▸ Goal
Can you pull out each line of the data below that includes the word "astea"?

▸ Data excerpts
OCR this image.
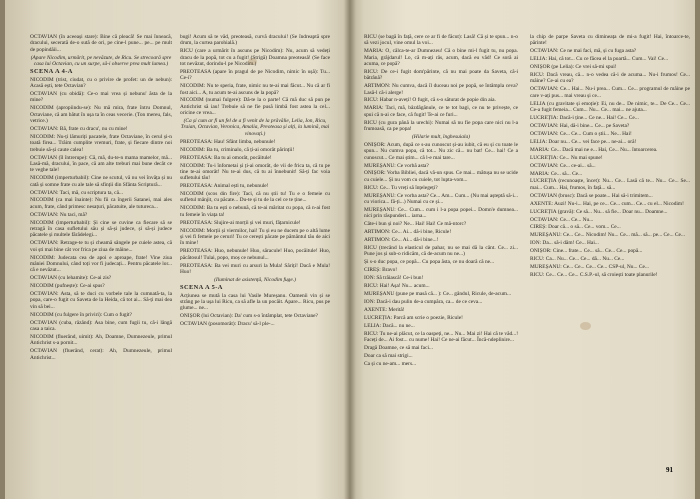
OCTAVIAN (în aceeași stare): Bine că pleacă! Se mai înneacă, dracului, secerată de-o sută de ori, pe cine-l pune... pe... pe mult de popindăii...

(Apare Nicodim, urmărit, pe nevăzute, de Ricu. Se strecoară spre casa lui Octavian, cu un surpe, să-i observe prea mult lumea.)

SCENA A 4-A

NICODIM (trist, ciudat, cu o privire de profet: un de nebun): Acasă ești, tete Octavian?

OCTAVIAN (cu obidă): Ce-o mai vrea și nebunu' ăsta de la mine?

NICODIM (apropiindu-se): Nu mă mira, frate întru Domnul, Octaviane, că am bătut în ușa ta în ceas vecerie. (Ton mereu, fals, vetrice.)

OCTAVIAN: Bă, frate cu dracu', nu cu mine!

NICODIM: Nu-ți lămuriți pacatele, frate Octaviane, în cerul și-n toată firea... Trăim cumplite vremuri, frate, și fiecare dintre noi trebuie să-și caute calea!

OCTAVIAN (îl întrerupe): Că, mă, du-te-n mama mamelor, mă... Lasă-mă, dracului, în pace, că am alte treburi mai bune decât ce te veghe tale!

NICODIM (imperturbabil): Cine ne scutul, vă nu vei învăța și nu cată și somne frate cu ale tale să sfinții din Sfânta Scriptură...

OCTAVIAN: Taci, mă, cu scriptura ta, că...

NICODIM (ca mai înainte): Nu fii ca îngerii Satanei, mai ales acum, frate, când primesc nesațuri, păcatuite, ale tutureca...

OCTAVIAN: Nu taci, mă?

NICODIM (imperturbabil): Și cine se cuvine ca fiecare să se retragă în casa sufletului său și să-și judece, și să-și judece păcatele și multele fărădelegi...

OCTAVIAN: Retrage-te tu și cheamă sângele pe cuiele astea, că voi ști mai bine cât vor frica pe ziua de mâine...

NICODIM: Judecata cea de apoi e aproape, frate! Vine ziua mâniei Domnului, când toți vor fi judecați... Pentru păcatele lor... că e nevăzut...

OCTAVIAN (cu lehamite): Ce-ai zis?

NICODIM (pufnește): Ce-ai spus?

OCTAVIAN: Asta, să te duci cu vorbele tale la cumnată-ta, la popa, care-o fugit cu Saveta de la Heida, că tot ai... Să-ți mai dea vin să bei...

NICODIM (cu fulgere în priviri): Cum o fugit?

OCTAVIAN (cuba, râzând): Asa bine, cum fugii tu, că-i lângă casa a taica.

NICODIM (fluerând, uimit): Ah, Doamne, Dumnezeule, primul Antichrist s-a pornit...

OCTAVIAN (fluerând, cerat): Ah, Dumnezeule, primul Antichrist...

bugi! Acum să te văd, preoteasă, curvă dracului! (Se îndreaptă spre drum, la curtea parohială.)

RICU (care a urmărit în ascuns pe Nicodim): Nu, acum să vedeți dracu de la popă, tot cu a fugit! (Strigă) Doamna preoteasă! (Se face tot nevăzut, dorindu-l pe Nicodim.)

PREOTEASA (apare în pragul de pe Nicodim, nimic în ușă): Tu... Ce-i?

NICODIM: Nu te speria, frate, nimic nu te-ai mai făcut... Nu că ar fi fost aici... A, tu acum te-ai ascuns de la popă?

NICODIM (numai fulgere): Dă-te la o parte! Că mă duc să pun pe Antichrist să iau! Trebuie să ne fie pusă limbă fost astea la cel... oricine ce vrea...

(Ca și cum ar fi un fel de a fi venit de la prăvălie, Lelia, Ion, Ricu, Traian, Octavian, Veronica, Amalia, Preoteasa și alți, la lumină, mai vinovați.)

PREOTEASA: Hau! Sfânt limba, nebunule!

NICODIM: Ba tu, criminalo, că ți-ai omorât părinții!

PREOTEASA: Ba tu ai omorât, pocăitule!

NICODIM: Tu-i înfometai și ți-ai omorât, de vii de frica ta, că tu pe tine te-ai omorât! Nu te-ai dus, că tu ai înnebunit! Să-ți fac voia sufletului tău!

PREOTEASA: Animal ești tu, nebunule!

NICODIM (scos din fire): Taci, că nu știi tu! Tu e o femeie cu sufletul mânjit, cu păcate... Du-te și tu de la cel ce te ține...

NICODIM: Ba tu ești o nebună, că te-ai măritat cu popa, că n-ai fost tu femeie în viața ta!

PREOTEASA: Slujire-ai morții și vei muri, fățarnicule!

NICODIM: Morții și viermilor, hai! Tu și eu ne ducem pe o altă lume și vei fi femeie pe ceruri! Tu ce cerești păcate pe pământul tău de aici în mine!

PREOTEASA: Huo, nebunule! Huo, săracule! Huo, pocăitule! Huo, păcătosul! Tulai, popo, moș ce nebunul...

PREOTEASA: Ba vei muri cu arsuri la Mula! Săriți! Dacă e Mula! Huo!

(Iluminat de asistență, Nicodim fuge.)

SCENA A 5-A

Acțiunea se mută la casa lui Vasile Mureșanu. Oamenii vin și se strâng pe la ușa lui Ricu, ca să afle la un pocăit. Apare... Ricu, pus pe glume... ne...

ONIȘOR (lui Octavian): Da' cum s-o întâmplat, tete Octaviane?

OCTAVIAN (posomorât): Dracu' să-l ple-...

RICU (se bagă în față, cere ce ar fi de făcut): Lasă! Că și te spun... n-o să vezi jocul, vine omul la voi...

MARIA: O, câlca-te-ar Dumnezeu! Că o bine mi-l fugit tu, nu popa. Maria, grăjdarul! Lo, că m-ați râs, acum, dacă eu văd! Ce soră ai acuma, ce popă?

RICU: De ce-i fugit dom'părinte, că nu mai poate da Saveta, că-i bătrână?

ARTIMON: Nu cumva, dacă îl duceau noi pe popă, se întâmpla ceva? Lasă-l că-i alerge!

RICU: Habar n-aveți! O fugit, că s-o săturat de popie din aia.

MARIA: Taci, mă, bâzdâgănule, ce te tot bagi, ce nu te privește, ce spui că n-ai ce face, că fugit! Te-ai ce furi...

RICU (cu gura până la urechi): Numai să nu fie popa care nici nu l-a frumoasă, ca pe popa!

(Hilarie mult, înghesuiala)

ONIȘOR: Acum, după ce s-au cunoscut și-au iubit, că eu și cu toate le spun... Nu cumva popa, că tot... Nu zic că... nu bat! Ce... hai! Ce a cunoscut... Ce mai știm... că l-e mai tare...

MUREȘANU: Ce vorbă asta?

ONIȘOR: Vorba Bibliei, dacă vă-un spus. Ce mai... mătușa nu se ucide cu cuiele... Și nu vom cu cuiele, tot lupta-vom...

RICU: Ce... Tu vreți să înțelegeți?

MUREȘANU: Ce vorba asta? Ce... Am... Cum... (Nu mai așteptă să-i... cu viorica... fă-ți...) Numai cu ce și...

MUREȘANU: Ce... Cum... cum i l-a popa popei... Domn'e dumnea... nici prin răspunderi... iarna...

Câte-i bun și noi? Ne... Hai! Hai! Ce mă-ntorc?

ARTIMON: Ce... Ai... dă-i bine, Ricule!

ARTIMON: Ce... Ai... dă-i bine...!

RICU (trecând la elasticul de pahar, nu se mai dă la cânt. Ce... zi... Pune jos și sub-o ridicăm, că de-acum nu ne...)

Și s-o duc popa, ce popă... Cu popa ăsta, ce nu doară că ne...

CIREȘ: Bravo!

ION: Să trăiască! Ce-i bun!

RICU: Hai! Așa! Nu... acum...

MUREȘANU (pune pe masă că... ): Ce... gândul, Ricule, de-acum...

ION: Dacă-i dau pulin de-a cumpăra, ca... de ce ceva...

AXENTE: Merită!

LUCREȚIA: Parcă am scrie o poezie, Ricule!

LELIA: Dacă... nu ne...

RICU: Tu ne-ai plăcut, ce la oaspeți, ne... Nu... Mai zi! Hai că te văd...! Faceți de... Ai fost... cu nume! Hai! Ce ne-ai făcut... Încă-ndeplinire...

Dragă Doamne, ce să mai faci...

Doar ca să mai strigi...

Ca și cu ne-am... mers...

la chip de parpe Saveta cu dimineața de mi-a fugit! Hai, întoarce-te, părinte!

OCTAVIAN: Ce ne mai faci, mă, și cu fuga asta?

LELIA: Hai, că tot... Cu ce făcea el la poartă... Cum... Vai! Ce...

ONIȘOR (pe Lelia): Ce vrei să-mi spui!

RICU: Dacă vreau, că... n-o vedea că-i de acuma... Nu-i frumos! Ce... mâine? Ce-ai cu ea?

OCTAVIAN: Ce... Hai... Nu-i prea... Cum... Ce... programul de mâine pe care v-ați pus... mai vreau și ce...

LELIA (cu gravitate și emoție): Ei, nu de... De nimic, te... De Ce... Ce... Ce-a fugit femeia... Cum... Nu... Ce... mai... ne ajuta...

LUCREȚIA: Dacă-i ține... Ce ne... Hai! Ce... Ce...

OCTAVIAN: Hai, dă-i bine... Ce... pe Saveta?

OCTAVIAN: Ce... Ce... Cum o știi... Ne... Hai!

LELIA: Doar nu... Ce... vei face pe... ne-ai... oră!

MARIA: Ce... Dacă mai ne e... Hai, Ce... Nu... întoarcerea.

LUCREȚIA: Ce... Nu mai spune!

OCTAVIAN: Ce... ce-ai... să...

MARIA: Ce... să... Ce...

LUCREȚIA (recunoaște, încet): Nu... Ce... Lasă că te... Nu... Ce... Se... mai... Cum... Hai, frumos, în față... să...

OCTAVIAN (brusc): Dacă se poate... Hai să-i trimitem...

AXENTE: Auzi! Nu-i... Hai, pe ce... Ce... cum... Ce... cu el... Nicodim!

LUCREȚIA (gravă): Ce să... Nu... să fie... Doar nu... Doamne...

OCTAVIAN: Ce... Ce... Nu...

CIREȘ: Doar că... o să... Ce... vom... Ce...

MUREȘANU: Ce... Ce... Nicodim! Nu... Ce... mă... să... pe... Ce... Ce...

ION: Da... să-i dăm! Ce... Hai...

ONIȘOR: Cine... frate... Ce... să... Ce... Ce... popă...

RICU: Ca... Nu... Ce... Ce... dă... Nu... Ce...

MUREȘANU: Ce... Ce... Ce... Ce... CSP-ul, Nu... Ce...

RICU: Ce... Ce... Ce... C.S.P.-ul, să croiești toate planurile!

91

▸ Finished exercise
OCTAVIAN: Retrage-te tu și cheamă sângele pe cuiele astea, că voi ști mai bine cât vor frica pe ziua de mâine...
NICODIM (numai fulgere): Dă-te la o parte! Că mă duc să pun pe Antichrist să iau! Trebuie să ne fie pusă limbă fost astea la cel... oricine ce vrea...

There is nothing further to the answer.